What to produce: Write out the material again exactly, please, and omit the pictures.

--- Start ---

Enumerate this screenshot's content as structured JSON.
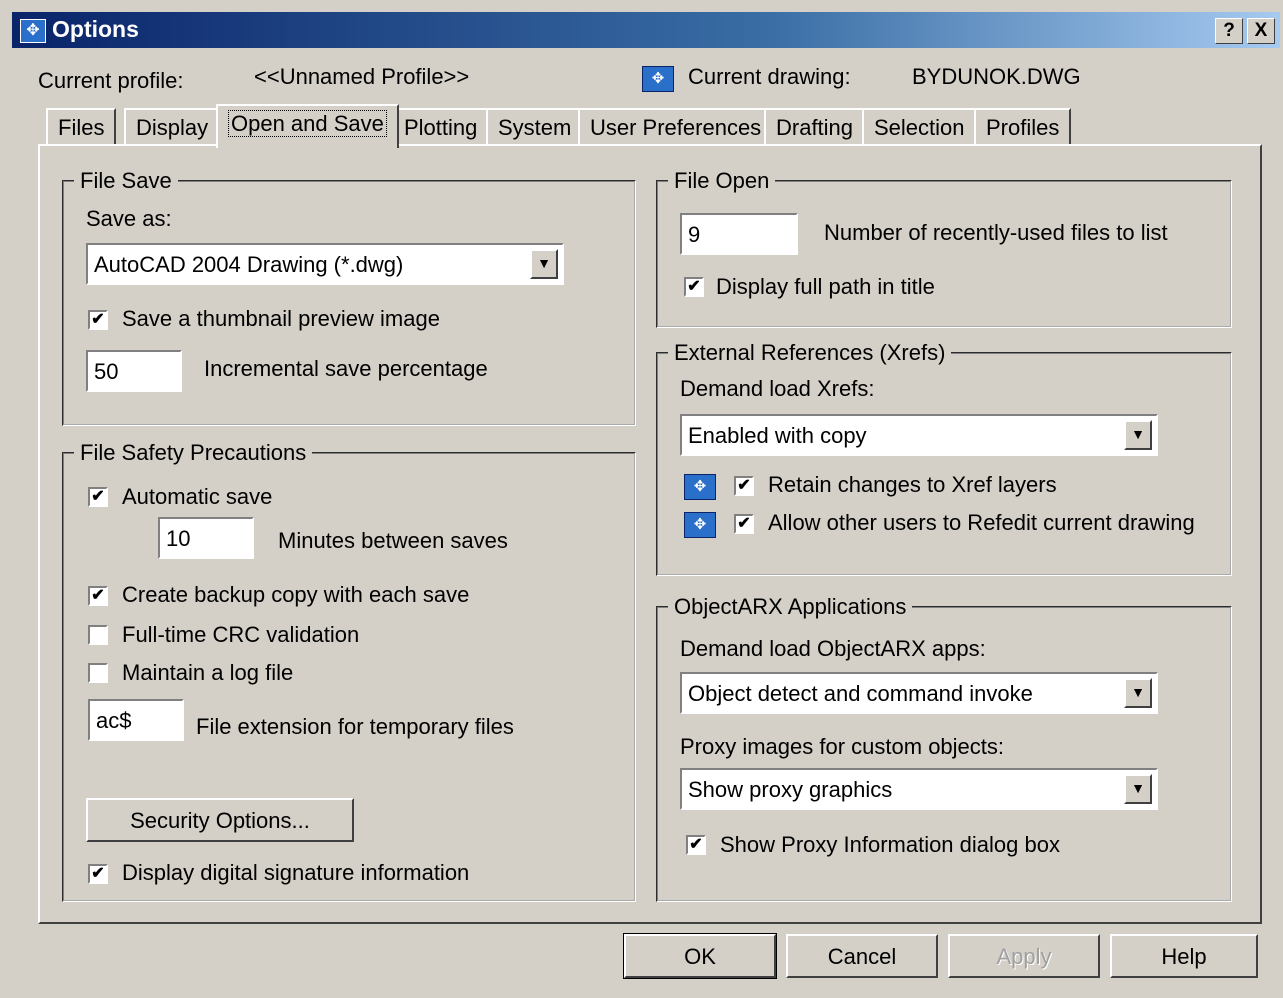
{
  "window": {
    "title": "Options",
    "help_btn": "?",
    "close_btn": "X"
  },
  "profile": {
    "label": "Current profile:",
    "value": "<<Unnamed Profile>>",
    "drawing_label": "Current drawing:",
    "drawing_value": "BYDUNOK.DWG"
  },
  "tabs": [
    "Files",
    "Display",
    "Open and Save",
    "Plotting",
    "System",
    "User Preferences",
    "Drafting",
    "Selection",
    "Profiles"
  ],
  "file_save": {
    "title": "File Save",
    "save_as_label": "Save as:",
    "save_as_value": "AutoCAD 2004 Drawing (*.dwg)",
    "thumbnail_label": "Save a thumbnail preview image",
    "thumbnail_checked": true,
    "incremental_value": "50",
    "incremental_label": "Incremental save percentage"
  },
  "safety": {
    "title": "File Safety Precautions",
    "autosave_label": "Automatic save",
    "autosave_checked": true,
    "minutes_value": "10",
    "minutes_label": "Minutes between saves",
    "backup_label": "Create backup copy with each save",
    "backup_checked": true,
    "crc_label": "Full-time CRC validation",
    "crc_checked": false,
    "log_label": "Maintain a log file",
    "log_checked": false,
    "ext_value": "ac$",
    "ext_label": "File extension for temporary files",
    "security_button": "Security Options...",
    "signature_label": "Display digital signature information",
    "signature_checked": true
  },
  "file_open": {
    "title": "File Open",
    "recent_value": "9",
    "recent_label": "Number of recently-used files to list",
    "fullpath_label": "Display full path in title",
    "fullpath_checked": true
  },
  "xrefs": {
    "title": "External References (Xrefs)",
    "demand_label": "Demand load Xrefs:",
    "demand_value": "Enabled with copy",
    "retain_label": "Retain changes to Xref layers",
    "retain_checked": true,
    "refedit_label": "Allow other users to Refedit current drawing",
    "refedit_checked": true
  },
  "arx": {
    "title": "ObjectARX Applications",
    "demand_label": "Demand load ObjectARX apps:",
    "demand_value": "Object detect and command invoke",
    "proxy_label": "Proxy images for custom objects:",
    "proxy_value": "Show proxy graphics",
    "proxy_info_label": "Show Proxy Information dialog box",
    "proxy_info_checked": true
  },
  "buttons": {
    "ok": "OK",
    "cancel": "Cancel",
    "apply": "Apply",
    "help": "Help"
  },
  "icons": {
    "app": "options-icon",
    "drawing": "drawing-icon",
    "xref": "xref-saved-icon"
  },
  "colors": {
    "face": "#d4d0c8",
    "title_start": "#0a246a",
    "title_end": "#a6caf0",
    "icon_blue": "#2a6fc9"
  }
}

--- End ---

Result of the task:
Enumerate this screenshot's content as structured JSON.
{
  "window": {
    "title": "Options",
    "help_btn": "?",
    "close_btn": "X"
  },
  "profile": {
    "label": "Current profile:",
    "value": "<<Unnamed Profile>>",
    "drawing_label": "Current drawing:",
    "drawing_value": "BYDUNOK.DWG"
  },
  "tabs": [
    "Files",
    "Display",
    "Open and Save",
    "Plotting",
    "System",
    "User Preferences",
    "Drafting",
    "Selection",
    "Profiles"
  ],
  "file_save": {
    "title": "File Save",
    "save_as_label": "Save as:",
    "save_as_value": "AutoCAD 2004 Drawing (*.dwg)",
    "thumbnail_label": "Save a thumbnail preview image",
    "thumbnail_checked": true,
    "incremental_value": "50",
    "incremental_label": "Incremental save percentage"
  },
  "safety": {
    "title": "File Safety Precautions",
    "autosave_label": "Automatic save",
    "autosave_checked": true,
    "minutes_value": "10",
    "minutes_label": "Minutes between saves",
    "backup_label": "Create backup copy with each save",
    "backup_checked": true,
    "crc_label": "Full-time CRC validation",
    "crc_checked": false,
    "log_label": "Maintain a log file",
    "log_checked": false,
    "ext_value": "ac$",
    "ext_label": "File extension for temporary files",
    "security_button": "Security Options...",
    "signature_label": "Display digital signature information",
    "signature_checked": true
  },
  "file_open": {
    "title": "File Open",
    "recent_value": "9",
    "recent_label": "Number of recently-used files to list",
    "fullpath_label": "Display full path in title",
    "fullpath_checked": true
  },
  "xrefs": {
    "title": "External References (Xrefs)",
    "demand_label": "Demand load Xrefs:",
    "demand_value": "Enabled with copy",
    "retain_label": "Retain changes to Xref layers",
    "retain_checked": true,
    "refedit_label": "Allow other users to Refedit current drawing",
    "refedit_checked": true
  },
  "arx": {
    "title": "ObjectARX Applications",
    "demand_label": "Demand load ObjectARX apps:",
    "demand_value": "Object detect and command invoke",
    "proxy_label": "Proxy images for custom objects:",
    "proxy_value": "Show proxy graphics",
    "proxy_info_label": "Show Proxy Information dialog box",
    "proxy_info_checked": true
  },
  "buttons": {
    "ok": "OK",
    "cancel": "Cancel",
    "apply": "Apply",
    "help": "Help"
  },
  "icons": {
    "app": "options-icon",
    "drawing": "drawing-icon",
    "xref": "xref-saved-icon"
  },
  "colors": {
    "face": "#d4d0c8",
    "title_start": "#0a246a",
    "title_end": "#a6caf0",
    "icon_blue": "#2a6fc9"
  }
}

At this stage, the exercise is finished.